• _EXERCISE_
Find the number of lines in these records where the word "hogy" appears. Reply with that number and nothing more.

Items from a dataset
┏━━

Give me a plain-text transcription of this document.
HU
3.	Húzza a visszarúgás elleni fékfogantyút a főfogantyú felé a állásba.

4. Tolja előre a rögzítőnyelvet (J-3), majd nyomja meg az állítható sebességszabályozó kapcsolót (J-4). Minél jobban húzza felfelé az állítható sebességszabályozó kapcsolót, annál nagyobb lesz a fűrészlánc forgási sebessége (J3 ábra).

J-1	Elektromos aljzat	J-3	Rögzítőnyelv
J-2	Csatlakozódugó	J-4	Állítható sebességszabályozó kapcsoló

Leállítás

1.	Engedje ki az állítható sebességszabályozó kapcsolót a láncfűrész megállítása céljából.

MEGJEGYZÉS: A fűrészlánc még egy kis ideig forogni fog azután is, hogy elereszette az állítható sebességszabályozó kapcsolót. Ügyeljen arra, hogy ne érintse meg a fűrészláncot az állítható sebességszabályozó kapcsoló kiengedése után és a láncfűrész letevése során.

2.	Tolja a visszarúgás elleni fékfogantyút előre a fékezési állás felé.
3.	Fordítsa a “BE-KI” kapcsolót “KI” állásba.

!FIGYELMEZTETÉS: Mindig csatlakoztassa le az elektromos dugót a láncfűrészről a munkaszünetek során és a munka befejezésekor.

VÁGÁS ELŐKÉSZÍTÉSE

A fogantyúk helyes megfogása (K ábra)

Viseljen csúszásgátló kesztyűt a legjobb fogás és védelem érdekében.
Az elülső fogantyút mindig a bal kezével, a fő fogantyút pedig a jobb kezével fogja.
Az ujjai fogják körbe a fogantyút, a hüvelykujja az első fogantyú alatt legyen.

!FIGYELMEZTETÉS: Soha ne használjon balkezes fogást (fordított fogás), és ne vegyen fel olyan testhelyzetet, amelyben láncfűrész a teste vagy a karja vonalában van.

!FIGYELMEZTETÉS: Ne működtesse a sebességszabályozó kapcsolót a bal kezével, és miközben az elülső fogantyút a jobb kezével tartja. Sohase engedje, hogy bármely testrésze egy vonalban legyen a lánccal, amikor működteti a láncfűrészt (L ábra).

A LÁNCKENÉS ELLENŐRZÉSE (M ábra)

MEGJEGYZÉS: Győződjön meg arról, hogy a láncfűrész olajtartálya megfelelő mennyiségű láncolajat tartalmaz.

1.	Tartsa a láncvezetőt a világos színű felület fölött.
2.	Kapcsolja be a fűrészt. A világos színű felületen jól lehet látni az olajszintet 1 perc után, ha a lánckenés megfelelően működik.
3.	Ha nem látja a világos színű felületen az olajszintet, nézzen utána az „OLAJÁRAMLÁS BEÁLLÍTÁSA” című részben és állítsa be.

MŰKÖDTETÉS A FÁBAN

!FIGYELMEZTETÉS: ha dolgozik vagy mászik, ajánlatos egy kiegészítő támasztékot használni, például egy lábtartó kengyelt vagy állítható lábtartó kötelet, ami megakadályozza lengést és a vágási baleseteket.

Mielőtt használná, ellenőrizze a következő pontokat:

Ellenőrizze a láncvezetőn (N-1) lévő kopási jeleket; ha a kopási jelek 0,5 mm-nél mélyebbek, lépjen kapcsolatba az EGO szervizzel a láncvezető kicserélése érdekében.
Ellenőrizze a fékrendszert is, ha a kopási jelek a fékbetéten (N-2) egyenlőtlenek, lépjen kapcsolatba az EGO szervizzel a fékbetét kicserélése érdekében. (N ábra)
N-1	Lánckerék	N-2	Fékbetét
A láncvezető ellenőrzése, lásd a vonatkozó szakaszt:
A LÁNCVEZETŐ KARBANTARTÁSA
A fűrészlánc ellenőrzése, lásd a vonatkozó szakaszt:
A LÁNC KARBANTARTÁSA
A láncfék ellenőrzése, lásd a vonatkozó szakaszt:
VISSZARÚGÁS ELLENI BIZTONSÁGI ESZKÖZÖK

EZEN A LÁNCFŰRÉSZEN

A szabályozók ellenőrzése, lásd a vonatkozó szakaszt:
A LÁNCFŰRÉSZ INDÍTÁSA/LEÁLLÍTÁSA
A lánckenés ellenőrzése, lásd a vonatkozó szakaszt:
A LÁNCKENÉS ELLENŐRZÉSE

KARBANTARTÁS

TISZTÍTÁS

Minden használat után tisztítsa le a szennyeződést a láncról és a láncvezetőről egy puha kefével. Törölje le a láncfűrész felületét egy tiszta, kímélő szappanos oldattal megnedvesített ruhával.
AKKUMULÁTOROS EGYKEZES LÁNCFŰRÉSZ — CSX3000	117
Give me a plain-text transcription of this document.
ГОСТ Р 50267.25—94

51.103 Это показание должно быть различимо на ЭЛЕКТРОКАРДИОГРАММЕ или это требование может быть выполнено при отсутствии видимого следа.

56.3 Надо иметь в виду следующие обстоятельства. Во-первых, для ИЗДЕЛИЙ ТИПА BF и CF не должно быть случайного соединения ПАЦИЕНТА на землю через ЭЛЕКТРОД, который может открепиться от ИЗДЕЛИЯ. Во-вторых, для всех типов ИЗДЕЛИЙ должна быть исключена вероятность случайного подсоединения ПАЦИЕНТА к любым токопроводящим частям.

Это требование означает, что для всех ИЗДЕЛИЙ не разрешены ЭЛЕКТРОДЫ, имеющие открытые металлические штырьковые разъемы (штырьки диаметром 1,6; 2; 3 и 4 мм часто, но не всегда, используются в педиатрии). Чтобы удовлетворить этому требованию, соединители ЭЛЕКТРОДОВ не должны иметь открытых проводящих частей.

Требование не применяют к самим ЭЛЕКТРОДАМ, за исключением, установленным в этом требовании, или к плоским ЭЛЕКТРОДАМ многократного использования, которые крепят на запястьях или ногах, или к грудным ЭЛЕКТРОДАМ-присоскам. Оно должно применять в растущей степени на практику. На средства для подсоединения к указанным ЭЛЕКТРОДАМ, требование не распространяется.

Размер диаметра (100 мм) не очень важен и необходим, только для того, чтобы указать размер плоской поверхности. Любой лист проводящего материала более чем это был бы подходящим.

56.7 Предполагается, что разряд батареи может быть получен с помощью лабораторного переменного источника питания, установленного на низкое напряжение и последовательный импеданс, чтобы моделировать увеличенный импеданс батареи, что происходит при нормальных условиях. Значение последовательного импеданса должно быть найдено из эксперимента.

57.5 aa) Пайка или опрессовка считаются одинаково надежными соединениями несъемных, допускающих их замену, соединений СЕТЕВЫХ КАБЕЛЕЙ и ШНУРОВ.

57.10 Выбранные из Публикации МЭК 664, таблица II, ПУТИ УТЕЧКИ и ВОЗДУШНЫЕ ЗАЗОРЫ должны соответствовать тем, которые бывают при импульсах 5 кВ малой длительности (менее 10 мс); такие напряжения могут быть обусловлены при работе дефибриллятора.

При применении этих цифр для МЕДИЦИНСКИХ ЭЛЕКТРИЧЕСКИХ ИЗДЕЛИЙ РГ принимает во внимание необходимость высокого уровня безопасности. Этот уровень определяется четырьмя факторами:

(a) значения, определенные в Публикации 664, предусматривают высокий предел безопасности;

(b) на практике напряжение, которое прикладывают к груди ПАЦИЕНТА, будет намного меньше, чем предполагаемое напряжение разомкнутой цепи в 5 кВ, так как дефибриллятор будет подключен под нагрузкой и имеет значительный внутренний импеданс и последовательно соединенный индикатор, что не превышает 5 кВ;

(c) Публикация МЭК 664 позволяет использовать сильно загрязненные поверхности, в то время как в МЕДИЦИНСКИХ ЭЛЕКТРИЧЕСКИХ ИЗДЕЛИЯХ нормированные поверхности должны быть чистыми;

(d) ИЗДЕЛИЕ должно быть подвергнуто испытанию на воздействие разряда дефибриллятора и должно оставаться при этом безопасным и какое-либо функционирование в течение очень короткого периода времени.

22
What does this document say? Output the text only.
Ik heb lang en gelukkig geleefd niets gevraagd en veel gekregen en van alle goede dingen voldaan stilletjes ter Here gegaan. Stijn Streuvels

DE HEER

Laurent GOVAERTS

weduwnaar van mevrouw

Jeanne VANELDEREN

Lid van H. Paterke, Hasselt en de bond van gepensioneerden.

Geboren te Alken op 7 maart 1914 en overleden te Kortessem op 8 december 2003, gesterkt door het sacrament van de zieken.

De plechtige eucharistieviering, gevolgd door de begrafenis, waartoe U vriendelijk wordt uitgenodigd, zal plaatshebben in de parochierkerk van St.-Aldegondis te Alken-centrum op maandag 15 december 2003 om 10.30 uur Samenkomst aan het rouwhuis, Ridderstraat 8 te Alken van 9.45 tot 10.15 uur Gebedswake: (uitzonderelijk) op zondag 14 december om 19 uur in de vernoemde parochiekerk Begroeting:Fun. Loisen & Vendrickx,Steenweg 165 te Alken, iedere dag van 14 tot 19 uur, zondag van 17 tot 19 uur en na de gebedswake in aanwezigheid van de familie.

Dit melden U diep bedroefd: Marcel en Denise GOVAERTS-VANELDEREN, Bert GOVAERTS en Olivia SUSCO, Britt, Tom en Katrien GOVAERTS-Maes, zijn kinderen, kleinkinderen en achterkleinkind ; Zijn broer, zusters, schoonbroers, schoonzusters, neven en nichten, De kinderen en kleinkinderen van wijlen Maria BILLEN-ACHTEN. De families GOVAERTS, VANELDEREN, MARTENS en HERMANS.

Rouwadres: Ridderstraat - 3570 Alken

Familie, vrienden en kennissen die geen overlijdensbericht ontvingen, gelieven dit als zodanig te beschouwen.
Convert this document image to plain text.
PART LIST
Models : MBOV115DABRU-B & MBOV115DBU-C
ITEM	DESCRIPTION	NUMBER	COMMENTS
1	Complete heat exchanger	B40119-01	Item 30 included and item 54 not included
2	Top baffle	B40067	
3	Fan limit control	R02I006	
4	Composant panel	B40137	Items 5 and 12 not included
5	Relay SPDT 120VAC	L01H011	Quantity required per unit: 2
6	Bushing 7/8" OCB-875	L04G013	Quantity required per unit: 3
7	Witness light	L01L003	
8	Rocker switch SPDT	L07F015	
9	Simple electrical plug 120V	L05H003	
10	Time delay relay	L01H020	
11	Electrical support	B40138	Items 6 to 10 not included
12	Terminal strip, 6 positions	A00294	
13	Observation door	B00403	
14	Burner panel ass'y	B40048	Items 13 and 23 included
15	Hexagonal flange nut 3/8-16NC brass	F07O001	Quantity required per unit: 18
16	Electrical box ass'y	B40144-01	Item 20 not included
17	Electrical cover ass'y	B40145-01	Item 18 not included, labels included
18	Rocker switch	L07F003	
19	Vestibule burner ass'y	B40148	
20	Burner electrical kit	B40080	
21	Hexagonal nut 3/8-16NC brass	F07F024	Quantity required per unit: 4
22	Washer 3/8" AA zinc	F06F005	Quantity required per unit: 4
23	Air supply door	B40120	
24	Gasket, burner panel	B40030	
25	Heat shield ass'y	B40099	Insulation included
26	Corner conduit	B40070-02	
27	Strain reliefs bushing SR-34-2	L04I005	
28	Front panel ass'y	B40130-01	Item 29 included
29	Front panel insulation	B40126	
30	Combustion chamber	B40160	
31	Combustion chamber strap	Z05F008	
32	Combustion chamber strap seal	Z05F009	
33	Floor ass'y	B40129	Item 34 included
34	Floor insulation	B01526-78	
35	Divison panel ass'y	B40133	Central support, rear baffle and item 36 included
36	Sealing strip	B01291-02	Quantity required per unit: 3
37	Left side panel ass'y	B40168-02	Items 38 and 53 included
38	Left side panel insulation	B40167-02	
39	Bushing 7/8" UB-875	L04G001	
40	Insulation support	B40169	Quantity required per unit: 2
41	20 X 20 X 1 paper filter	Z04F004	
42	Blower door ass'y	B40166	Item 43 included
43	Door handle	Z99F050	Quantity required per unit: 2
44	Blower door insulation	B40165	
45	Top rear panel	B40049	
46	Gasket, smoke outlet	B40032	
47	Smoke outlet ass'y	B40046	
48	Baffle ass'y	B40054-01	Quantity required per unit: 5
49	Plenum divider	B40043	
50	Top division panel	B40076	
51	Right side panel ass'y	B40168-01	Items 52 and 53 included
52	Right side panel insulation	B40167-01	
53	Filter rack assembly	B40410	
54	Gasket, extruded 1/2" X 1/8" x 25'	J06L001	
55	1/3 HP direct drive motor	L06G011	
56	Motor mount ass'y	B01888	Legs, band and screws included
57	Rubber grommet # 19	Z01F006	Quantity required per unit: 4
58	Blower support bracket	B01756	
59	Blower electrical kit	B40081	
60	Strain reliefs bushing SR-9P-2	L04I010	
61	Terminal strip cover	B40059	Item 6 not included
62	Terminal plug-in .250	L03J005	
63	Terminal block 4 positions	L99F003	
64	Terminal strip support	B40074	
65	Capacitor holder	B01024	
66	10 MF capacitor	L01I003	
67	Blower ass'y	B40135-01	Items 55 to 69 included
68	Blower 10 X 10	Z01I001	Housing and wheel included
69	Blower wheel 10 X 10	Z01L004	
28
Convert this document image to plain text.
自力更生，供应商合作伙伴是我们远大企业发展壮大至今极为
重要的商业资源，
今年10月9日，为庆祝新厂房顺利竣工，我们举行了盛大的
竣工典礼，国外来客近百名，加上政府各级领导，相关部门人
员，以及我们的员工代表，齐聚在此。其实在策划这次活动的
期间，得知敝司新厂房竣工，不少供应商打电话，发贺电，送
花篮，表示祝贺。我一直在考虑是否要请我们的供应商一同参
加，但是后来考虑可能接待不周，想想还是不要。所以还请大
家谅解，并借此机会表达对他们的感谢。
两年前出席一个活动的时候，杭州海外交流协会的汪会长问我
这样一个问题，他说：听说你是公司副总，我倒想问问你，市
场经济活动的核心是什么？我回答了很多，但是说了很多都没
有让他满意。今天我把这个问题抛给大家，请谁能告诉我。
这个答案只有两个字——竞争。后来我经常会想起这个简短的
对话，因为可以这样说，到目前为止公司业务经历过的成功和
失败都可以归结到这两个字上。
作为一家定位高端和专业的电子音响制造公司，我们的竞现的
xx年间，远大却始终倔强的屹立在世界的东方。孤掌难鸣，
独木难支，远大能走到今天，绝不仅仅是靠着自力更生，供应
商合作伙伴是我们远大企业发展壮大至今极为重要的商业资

┗━━

• _OUTPUT FOR THIS EXERCISE_
3